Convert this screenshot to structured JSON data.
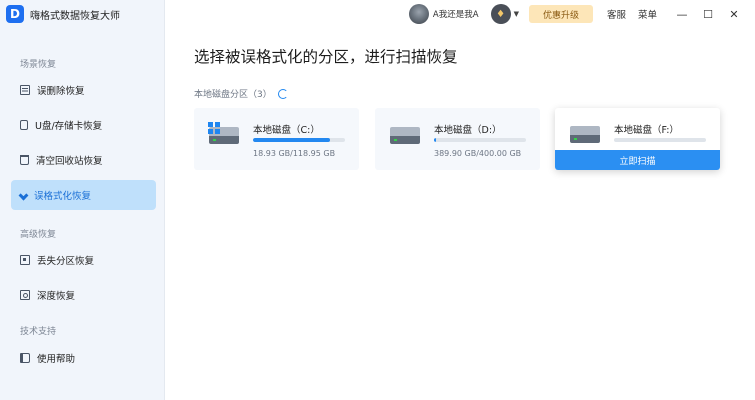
{
  "app": {
    "logo_letter": "D",
    "title": "嗨格式数据恢复大师"
  },
  "sidebar": {
    "sections": [
      {
        "title": "场景恢复",
        "items": [
          {
            "label": "误删除恢复",
            "icon": "document-icon"
          },
          {
            "label": "U盘/存储卡恢复",
            "icon": "usb-drive-icon"
          },
          {
            "label": "清空回收站恢复",
            "icon": "trash-icon"
          },
          {
            "label": "误格式化恢复",
            "icon": "brush-icon",
            "active": true
          }
        ]
      },
      {
        "title": "高级恢复",
        "items": [
          {
            "label": "丢失分区恢复",
            "icon": "partition-icon"
          },
          {
            "label": "深度恢复",
            "icon": "deep-scan-icon"
          }
        ]
      },
      {
        "title": "技术支持",
        "items": [
          {
            "label": "使用帮助",
            "icon": "help-book-icon"
          }
        ]
      }
    ]
  },
  "topbar": {
    "username": "A我还是我A",
    "upgrade_label": "优惠升级",
    "service_label": "客服",
    "menu_label": "菜单",
    "minimize_glyph": "—",
    "maximize_glyph": "☐",
    "close_glyph": "✕"
  },
  "main": {
    "title": "选择被误格式化的分区，进行扫描恢复",
    "section_label": "本地磁盘分区（3）",
    "disks": [
      {
        "name": "本地磁盘（C:）",
        "size": "18.93 GB/118.95 GB",
        "usage": 0.84,
        "system": true
      },
      {
        "name": "本地磁盘（D:）",
        "size": "389.90 GB/400.00 GB",
        "usage": 0.02
      },
      {
        "name": "本地磁盘（F:）",
        "size": "",
        "usage": 0,
        "hovered": true,
        "scan_label": "立即扫描"
      }
    ]
  },
  "colors": {
    "accent": "#2b8ff2",
    "active_nav_bg": "#bfe0fb",
    "upgrade_bg": "#fde6b8"
  }
}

● ● ● ●

Write out every line of the listing that holds the word "title".

    "title": "嗨格式数据恢复大师"
        "title": "场景恢复",
        "title": "高级恢复",
        "title": "技术支持",
    "title": "选择被误格式化的分区，进行扫描恢复",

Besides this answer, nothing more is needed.